Objective
Locate each line of the material that contains "Dette", then return it.

Supplied data
-------

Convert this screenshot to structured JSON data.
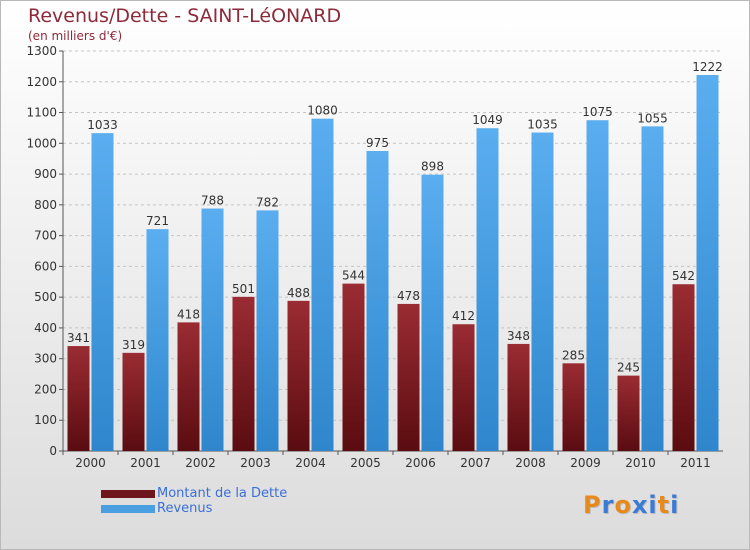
{
  "title": "Revenus/Dette - SAINT-LéONARD",
  "subtitle": "(en milliers d'€)",
  "logo_text": "Proxiti",
  "logo_colors": [
    "#e8891c",
    "#3b7bd6",
    "#e8891c",
    "#3b7bd6",
    "#3b7bd6",
    "#e8891c",
    "#3b7bd6"
  ],
  "chart_data": {
    "type": "bar",
    "categories": [
      "2000",
      "2001",
      "2002",
      "2003",
      "2004",
      "2005",
      "2006",
      "2007",
      "2008",
      "2009",
      "2010",
      "2011"
    ],
    "series": [
      {
        "name": "Montant de la Dette",
        "color": "#7a1e22",
        "values": [
          341,
          319,
          418,
          501,
          488,
          544,
          478,
          412,
          348,
          285,
          245,
          542
        ]
      },
      {
        "name": "Revenus",
        "color": "#4a9fe0",
        "values": [
          1033,
          721,
          788,
          782,
          1080,
          975,
          898,
          1049,
          1035,
          1075,
          1055,
          1222
        ]
      }
    ],
    "ylim": [
      0,
      1300
    ],
    "yticks": [
      0,
      100,
      200,
      300,
      400,
      500,
      600,
      700,
      800,
      900,
      1000,
      1100,
      1200,
      1300
    ],
    "grid": "horizontal dashed",
    "legend_position": "bottom-left"
  }
}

-------

Answer to this problem
  "title": "Revenus/Dette - SAINT-LéONARD",
        "name": "Montant de la Dette",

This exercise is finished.